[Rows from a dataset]
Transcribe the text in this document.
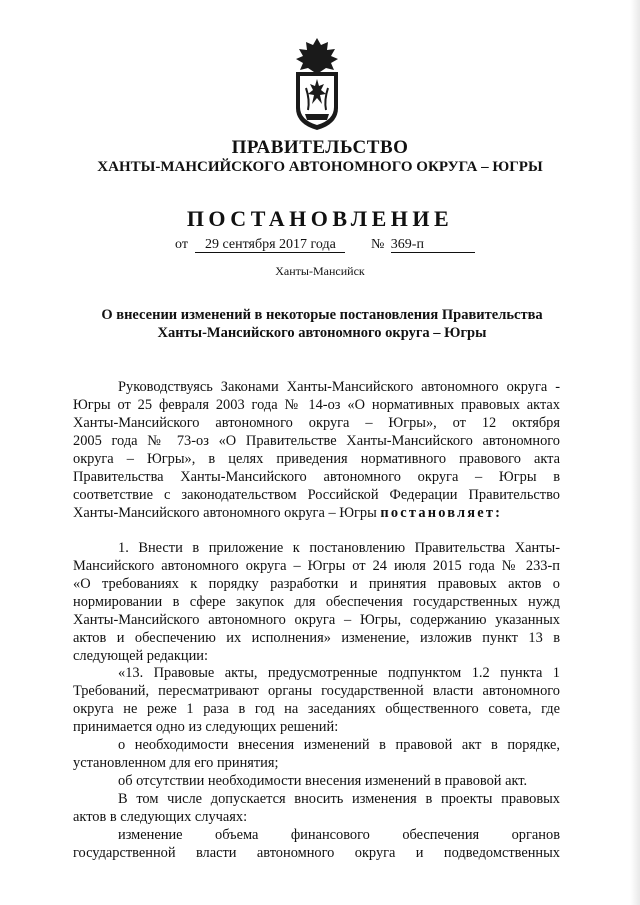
ПРАВИТЕЛЬСТВО
ХАНТЫ-МАНСИЙСКОГО АВТОНОМНОГО ОКРУГА – ЮГРЫ
ПОСТАНОВЛЕНИЕ
от 29 сентября 2017 года	№ 369-п
Ханты-Мансийск
О внесении изменений в некоторые постановления Правительства
Ханты-Мансийского автономного округа – Югры
Руководствуясь Законами Ханты-Мансийского автономного округа -
Югры от 25 февраля 2003 года № 14-оз «О нормативных правовых актах
Ханты-Мансийского автономного округа – Югры», от 12 октября
2005 года № 73-оз «О Правительстве Ханты-Мансийского автономного
округа – Югры», в целях приведения нормативного правового акта
Правительства Ханты-Мансийского автономного округа – Югры в
соответствие с законодательством Российской Федерации Правительство
Ханты-Мансийского автономного округа – Югры постановляет:
1. Внести в приложение к постановлению Правительства Ханты-
Мансийского автономного округа – Югры от 24 июля 2015 года № 233-п
«О требованиях к порядку разработки и принятия правовых актов о
нормировании в сфере закупок для обеспечения государственных нужд
Ханты-Мансийского автономного округа – Югры, содержанию указанных
актов и обеспечению их исполнения» изменение, изложив пункт 13 в
следующей редакции:
«13. Правовые акты, предусмотренные подпунктом 1.2 пункта 1
Требований, пересматривают органы государственной власти автономного
округа не реже 1 раза в год на заседаниях общественного совета, где
принимается одно из следующих решений:
о необходимости внесения изменений в правовой акт в порядке,
установленном для его принятия;
об отсутствии необходимости внесения изменений в правовой акт.
В том числе допускается вносить изменения в проекты правовых
актов в следующих случаях:
изменение объема финансового обеспечения органов
государственной власти автономного округа и подведомственных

## Task to carry out
Without the pictures, restate each entry exactly.

## The solution
Transcribe the text in this document.
ПРАВИТЕЛЬСТВО
ХАНТЫ-МАНСИЙСКОГО АВТОНОМНОГО ОКРУГА – ЮГРЫ
ПОСТАНОВЛЕНИЕ
от 29 сентября 2017 года	№ 369-п
Ханты-Мансийск
О внесении изменений в некоторые постановления Правительства
Ханты-Мансийского автономного округа – Югры
Руководствуясь Законами Ханты-Мансийского автономного округа -
Югры от 25 февраля 2003 года № 14-оз «О нормативных правовых актах
Ханты-Мансийского автономного округа – Югры», от 12 октября
2005 года № 73-оз «О Правительстве Ханты-Мансийского автономного
округа – Югры», в целях приведения нормативного правового акта
Правительства Ханты-Мансийского автономного округа – Югры в
соответствие с законодательством Российской Федерации Правительство
Ханты-Мансийского автономного округа – Югры постановляет:
1. Внести в приложение к постановлению Правительства Ханты-
Мансийского автономного округа – Югры от 24 июля 2015 года № 233-п
«О требованиях к порядку разработки и принятия правовых актов о
нормировании в сфере закупок для обеспечения государственных нужд
Ханты-Мансийского автономного округа – Югры, содержанию указанных
актов и обеспечению их исполнения» изменение, изложив пункт 13 в
следующей редакции:
«13. Правовые акты, предусмотренные подпунктом 1.2 пункта 1
Требований, пересматривают органы государственной власти автономного
округа не реже 1 раза в год на заседаниях общественного совета, где
принимается одно из следующих решений:
о необходимости внесения изменений в правовой акт в порядке,
установленном для его принятия;
об отсутствии необходимости внесения изменений в правовой акт.
В том числе допускается вносить изменения в проекты правовых
актов в следующих случаях:
изменение объема финансового обеспечения органов
государственной власти автономного округа и подведомственных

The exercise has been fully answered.